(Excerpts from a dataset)
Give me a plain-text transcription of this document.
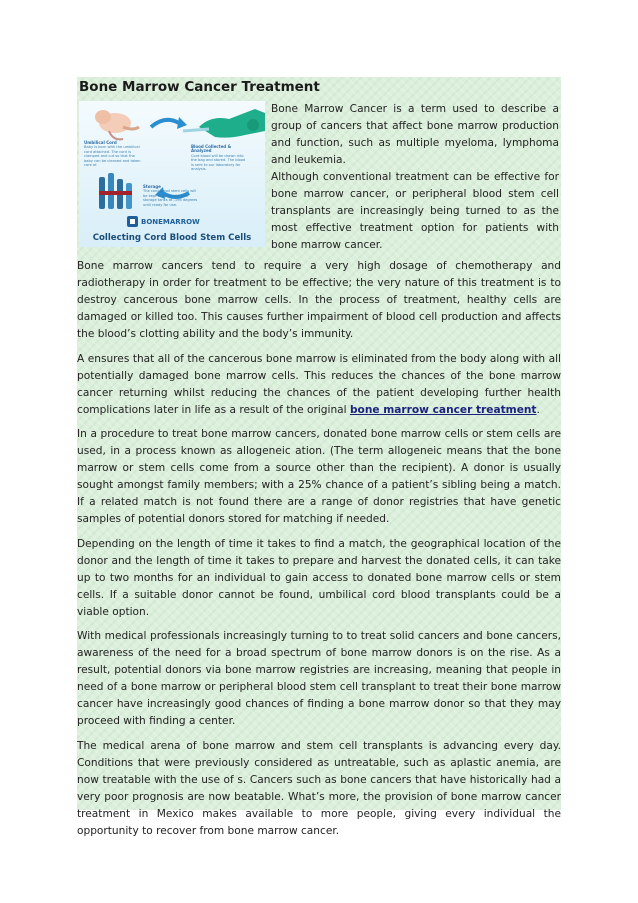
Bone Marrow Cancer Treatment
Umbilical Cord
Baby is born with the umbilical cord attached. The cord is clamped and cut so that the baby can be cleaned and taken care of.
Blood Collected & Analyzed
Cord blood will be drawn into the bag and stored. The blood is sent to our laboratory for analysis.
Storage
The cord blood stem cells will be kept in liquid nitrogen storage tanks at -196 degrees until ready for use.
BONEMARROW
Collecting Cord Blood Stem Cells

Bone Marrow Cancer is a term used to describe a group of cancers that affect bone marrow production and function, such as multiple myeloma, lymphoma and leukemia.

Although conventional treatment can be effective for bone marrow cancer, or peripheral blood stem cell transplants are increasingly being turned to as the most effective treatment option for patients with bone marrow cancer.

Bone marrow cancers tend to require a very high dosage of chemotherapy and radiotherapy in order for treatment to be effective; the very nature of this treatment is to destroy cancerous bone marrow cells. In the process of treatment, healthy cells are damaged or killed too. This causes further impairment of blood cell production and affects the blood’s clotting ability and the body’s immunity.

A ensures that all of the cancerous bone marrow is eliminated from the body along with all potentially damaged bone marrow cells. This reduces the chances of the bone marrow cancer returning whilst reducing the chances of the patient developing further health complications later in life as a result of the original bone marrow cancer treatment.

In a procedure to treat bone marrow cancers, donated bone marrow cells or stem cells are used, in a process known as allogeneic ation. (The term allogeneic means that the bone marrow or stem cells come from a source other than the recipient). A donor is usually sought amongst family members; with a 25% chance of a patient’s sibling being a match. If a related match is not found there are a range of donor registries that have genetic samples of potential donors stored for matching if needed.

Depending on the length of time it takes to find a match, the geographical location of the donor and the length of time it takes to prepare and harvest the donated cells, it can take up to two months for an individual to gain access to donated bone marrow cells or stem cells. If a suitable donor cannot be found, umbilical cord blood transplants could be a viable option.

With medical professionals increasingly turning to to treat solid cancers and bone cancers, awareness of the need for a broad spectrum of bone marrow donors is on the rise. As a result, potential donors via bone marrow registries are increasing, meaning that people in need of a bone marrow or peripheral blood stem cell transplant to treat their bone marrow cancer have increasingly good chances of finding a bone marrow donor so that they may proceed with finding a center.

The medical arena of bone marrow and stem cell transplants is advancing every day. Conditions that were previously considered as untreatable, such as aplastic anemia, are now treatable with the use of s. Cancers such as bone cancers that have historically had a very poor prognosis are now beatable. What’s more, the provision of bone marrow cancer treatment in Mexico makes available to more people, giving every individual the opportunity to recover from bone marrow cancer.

Directions:
Which lines in the records above hold the string "further"? Copy each of them.

Solution:
Bone marrow cancers tend to require a very high dosage of chemotherapy and radiotherapy in order for treatment to be effective; the very nature of this treatment is to destroy cancerous bone marrow cells. In the process of treatment, healthy cells are damaged or killed too. This causes further impairment of blood cell production and affects the blood’s clotting ability and the body’s immunity.
A ensures that all of the cancerous bone marrow is eliminated from the body along with all potentially damaged bone marrow cells. This reduces the chances of the bone marrow cancer returning whilst reducing the chances of the patient developing further health complications later in life as a result of the original bone marrow cancer treatment.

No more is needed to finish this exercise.